**Raw records**:
________
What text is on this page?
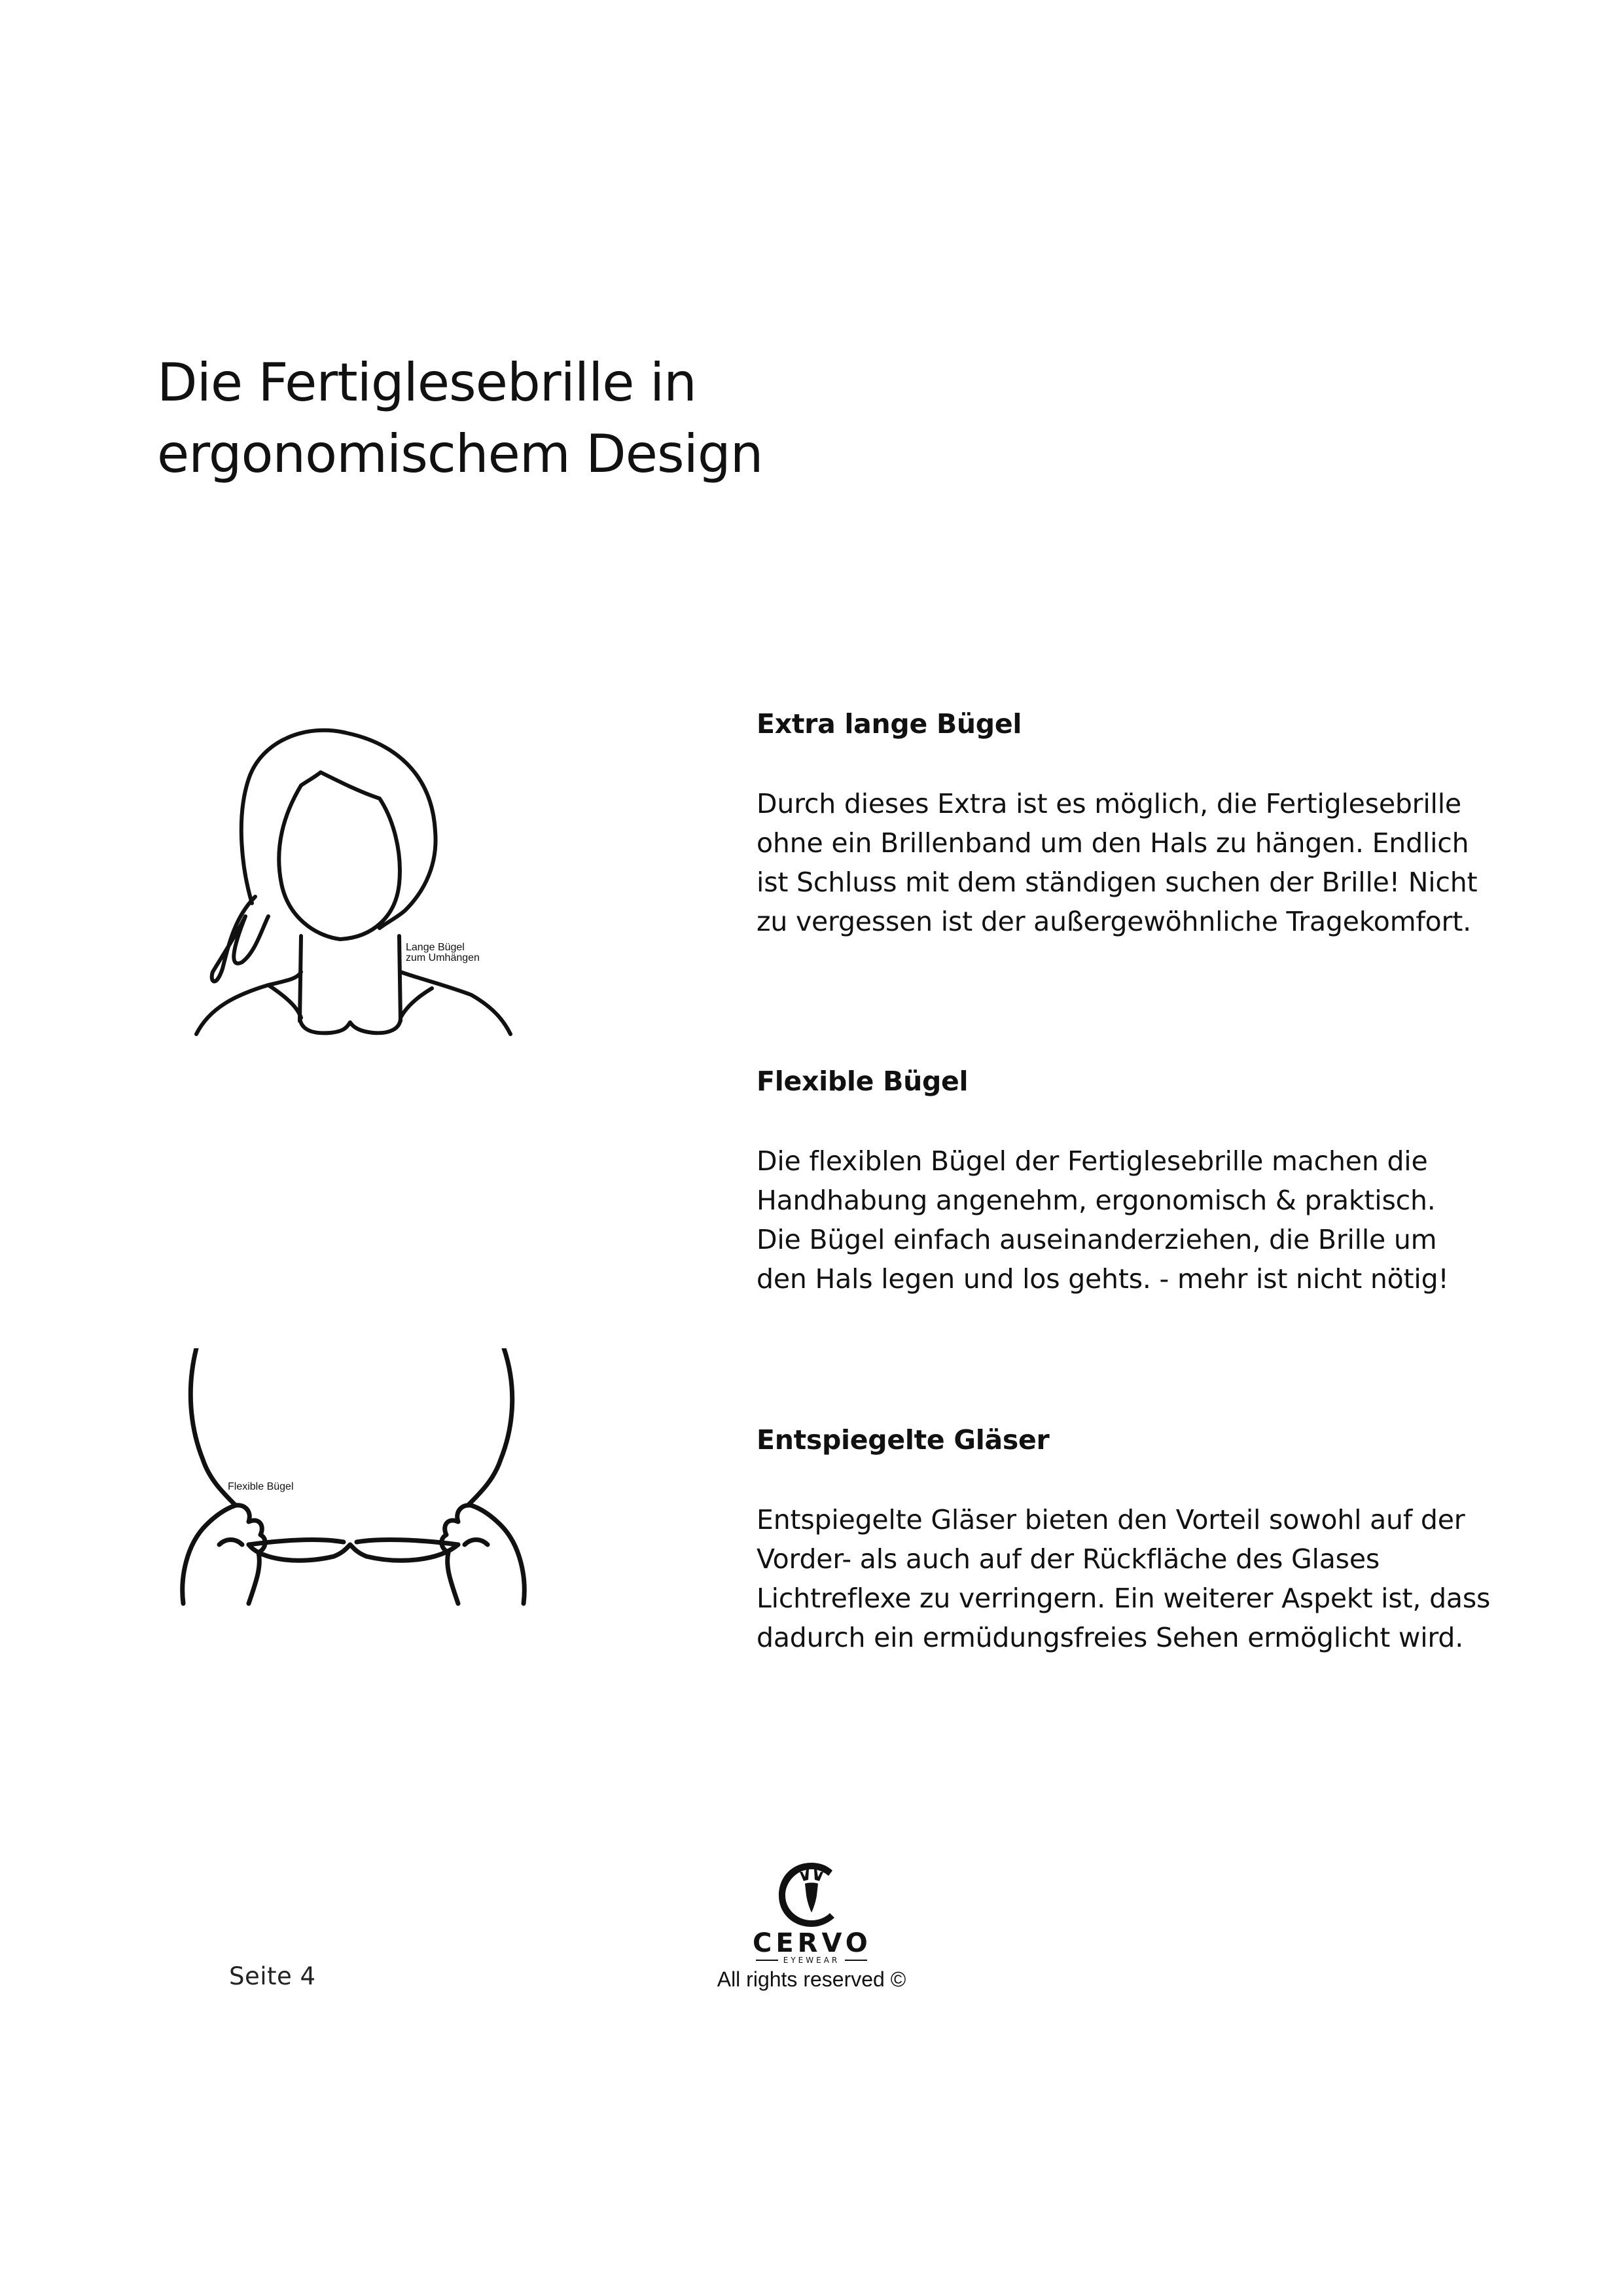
Die Fertiglesebrille in
ergonomischem Design
Lange Bügel
zum Umhängen
Flexible Bügel
Extra lange Bügel

Durch dieses Extra ist es möglich, die Fertiglesebrille
ohne ein Brillenband um den Hals zu hängen. Endlich
ist Schluss mit dem ständigen suchen der Brille! Nicht
zu vergessen ist der außergewöhnliche Tragekomfort.

Flexible Bügel

Die flexiblen Bügel der Fertiglesebrille machen die
Handhabung angenehm, ergonomisch & praktisch.
Die Bügel einfach auseinanderziehen, die Brille um
den Hals legen und los gehts. - mehr ist nicht nötig!

Entspiegelte Gläser

Entspiegelte Gläser bieten den Vorteil sowohl auf der
Vorder- als auch auf der Rückfläche des Glases
Lichtreflexe zu verringern. Ein weiterer Aspekt ist, dass
dadurch ein ermüdungsfreies Sehen ermöglicht wird.

CERVO
EYEWEAR
Seite 4	All rights reserved ©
________
**PROBLEM TO WORK ON**:
Gather and return every line that holds the string "Entspiegelte".

**WORKED ANSWER**:
Entspiegelte Gläser
Entspiegelte Gläser bieten den Vorteil sowohl auf der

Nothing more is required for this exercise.